Aufgabenstellung 1:
Nennen Sie sämtliche Geschäfte und Verkaufsstätten, die im Text über Engpässe erwähnt werden.
Aufgabenstellung 2:
Aktualisieren Sie den Abschnitt des Textes über Engpässe von „# taz.de -- Liebling“ bis einschließlich „straffe ich mich.“, indem Sie „Crémant“ durch „Sekt“ ersetzen.

Zu lesender Text:
# taz.de -- Liebling der Massen: Es knirscht überall im Wirtschaftsgetriebe
       
       > Engpässe, Engpässe, Engpässe: Kaum auszuhalten sind die Zustände. Wenn
       > sogar im Rewe der Crémant ausverkauft ist, schnürt sich mir das Herz
       > zusammen.
       
 (IMG) Bild: Das waren noch glückliche Zeiten: gefüllte Regale im Supermarkt
       
       Ein Schock erwartet mich im Bioladen: Wo sonst immer der gute Crémant für
       15 Euro steht, klafft nur eine hässliche Leerstelle im Regal. Vorübergehend
       ist mein ganzer Lebensmut dahin – ich fühle mich wie ein Luftballon, aus
       dem auf einmal sämtliche Luft entwichen ist. Doch dann straffe ich mich.

Bereitgestellte Daten:
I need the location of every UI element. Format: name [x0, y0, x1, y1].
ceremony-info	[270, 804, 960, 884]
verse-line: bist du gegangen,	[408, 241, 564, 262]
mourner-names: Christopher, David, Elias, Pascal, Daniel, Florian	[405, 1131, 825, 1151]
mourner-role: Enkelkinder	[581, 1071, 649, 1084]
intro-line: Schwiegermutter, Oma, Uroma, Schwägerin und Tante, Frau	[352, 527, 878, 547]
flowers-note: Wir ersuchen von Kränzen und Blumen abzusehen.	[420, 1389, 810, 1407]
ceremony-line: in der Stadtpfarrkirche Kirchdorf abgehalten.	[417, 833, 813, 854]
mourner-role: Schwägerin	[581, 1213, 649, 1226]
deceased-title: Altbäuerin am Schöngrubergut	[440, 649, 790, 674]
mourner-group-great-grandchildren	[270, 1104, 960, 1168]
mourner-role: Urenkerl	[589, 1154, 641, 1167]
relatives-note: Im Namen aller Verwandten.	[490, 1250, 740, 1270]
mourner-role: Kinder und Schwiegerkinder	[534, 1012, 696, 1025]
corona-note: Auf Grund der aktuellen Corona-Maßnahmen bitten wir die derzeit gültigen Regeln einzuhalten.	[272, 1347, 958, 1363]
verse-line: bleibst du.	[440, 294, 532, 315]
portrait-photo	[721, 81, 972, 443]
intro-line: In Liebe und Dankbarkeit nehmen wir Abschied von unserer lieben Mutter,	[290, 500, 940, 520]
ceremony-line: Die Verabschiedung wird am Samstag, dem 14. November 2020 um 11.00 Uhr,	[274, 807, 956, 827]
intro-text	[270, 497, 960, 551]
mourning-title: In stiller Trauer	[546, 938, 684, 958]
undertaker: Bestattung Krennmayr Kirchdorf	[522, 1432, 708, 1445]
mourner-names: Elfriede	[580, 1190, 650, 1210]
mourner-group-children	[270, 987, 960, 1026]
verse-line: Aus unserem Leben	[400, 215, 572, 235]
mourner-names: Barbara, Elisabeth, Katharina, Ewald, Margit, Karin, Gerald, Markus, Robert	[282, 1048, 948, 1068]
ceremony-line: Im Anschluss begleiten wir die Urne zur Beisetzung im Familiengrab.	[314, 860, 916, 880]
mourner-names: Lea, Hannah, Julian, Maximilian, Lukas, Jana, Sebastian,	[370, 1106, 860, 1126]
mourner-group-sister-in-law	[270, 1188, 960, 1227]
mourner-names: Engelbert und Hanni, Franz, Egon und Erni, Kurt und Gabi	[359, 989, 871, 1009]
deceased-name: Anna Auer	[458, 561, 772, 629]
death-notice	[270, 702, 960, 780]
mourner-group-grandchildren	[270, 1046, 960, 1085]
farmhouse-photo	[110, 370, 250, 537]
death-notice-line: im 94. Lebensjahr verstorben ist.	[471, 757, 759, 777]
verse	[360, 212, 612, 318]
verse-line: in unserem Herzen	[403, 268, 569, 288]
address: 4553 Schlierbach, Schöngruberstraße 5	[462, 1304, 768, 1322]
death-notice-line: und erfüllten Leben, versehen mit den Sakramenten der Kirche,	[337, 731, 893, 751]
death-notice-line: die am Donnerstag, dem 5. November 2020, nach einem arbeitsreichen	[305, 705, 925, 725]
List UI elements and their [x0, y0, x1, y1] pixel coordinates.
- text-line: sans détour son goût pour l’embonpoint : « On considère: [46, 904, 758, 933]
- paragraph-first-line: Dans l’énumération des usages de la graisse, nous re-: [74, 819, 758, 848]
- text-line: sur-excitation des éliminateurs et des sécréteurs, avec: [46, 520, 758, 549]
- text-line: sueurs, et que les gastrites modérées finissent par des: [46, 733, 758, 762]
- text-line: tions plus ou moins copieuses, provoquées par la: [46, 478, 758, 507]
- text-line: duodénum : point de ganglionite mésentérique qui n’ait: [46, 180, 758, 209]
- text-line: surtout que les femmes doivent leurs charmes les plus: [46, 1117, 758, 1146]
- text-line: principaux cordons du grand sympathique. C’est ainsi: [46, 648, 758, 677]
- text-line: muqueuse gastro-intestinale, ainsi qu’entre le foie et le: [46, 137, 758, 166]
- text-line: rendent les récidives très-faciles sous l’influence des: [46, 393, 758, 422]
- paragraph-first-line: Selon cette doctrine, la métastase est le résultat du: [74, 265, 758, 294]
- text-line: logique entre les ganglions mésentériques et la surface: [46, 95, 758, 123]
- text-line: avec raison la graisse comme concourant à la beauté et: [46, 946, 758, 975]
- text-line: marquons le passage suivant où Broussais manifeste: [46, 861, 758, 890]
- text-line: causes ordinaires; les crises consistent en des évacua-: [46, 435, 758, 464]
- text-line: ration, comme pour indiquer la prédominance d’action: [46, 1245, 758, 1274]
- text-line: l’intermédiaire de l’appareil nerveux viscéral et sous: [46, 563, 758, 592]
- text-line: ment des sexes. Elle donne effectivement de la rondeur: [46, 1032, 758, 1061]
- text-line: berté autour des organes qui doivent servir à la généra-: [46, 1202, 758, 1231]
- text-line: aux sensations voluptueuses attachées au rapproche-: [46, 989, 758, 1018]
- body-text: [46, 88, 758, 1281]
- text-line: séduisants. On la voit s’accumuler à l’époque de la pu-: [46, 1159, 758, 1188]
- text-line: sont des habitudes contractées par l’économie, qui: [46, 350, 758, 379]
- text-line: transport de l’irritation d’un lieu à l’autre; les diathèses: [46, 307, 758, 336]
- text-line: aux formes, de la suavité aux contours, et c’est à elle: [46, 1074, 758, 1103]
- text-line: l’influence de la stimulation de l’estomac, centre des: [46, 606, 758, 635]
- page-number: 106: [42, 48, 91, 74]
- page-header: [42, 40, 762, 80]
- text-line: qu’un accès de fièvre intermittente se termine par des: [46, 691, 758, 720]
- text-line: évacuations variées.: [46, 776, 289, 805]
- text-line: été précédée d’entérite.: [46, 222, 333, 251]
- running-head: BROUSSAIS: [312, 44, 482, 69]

Endergebnis 1:
Rewe, Supermarkt, Bioladen

Endergebnis 2:
# taz.de -- Liebling der Massen: Es knirscht überall im Wirtschaftsgetriebe
       
       > Engpässe, Engpässe, Engpässe: Kaum auszuhalten sind die Zustände. Wenn
       > sogar im Rewe der Sekt ausverkauft ist, schnürt sich mir das Herz
       > zusammen.
       
 (IMG) Bild: Das waren noch glückliche Zeiten: gefüllte Regale im Supermarkt
       
       Ein Schock erwartet mich im Bioladen: Wo sonst immer der gute Sekt für
       15 Euro steht, klafft nur eine hässliche Leerstelle im Regal. Vorübergehend
       ist mein ganzer Lebensmut dahin – ich fühle mich wie ein Luftballon, aus
       dem auf einmal sämtliche Luft entwichen ist. Doch dann straffe ich mich.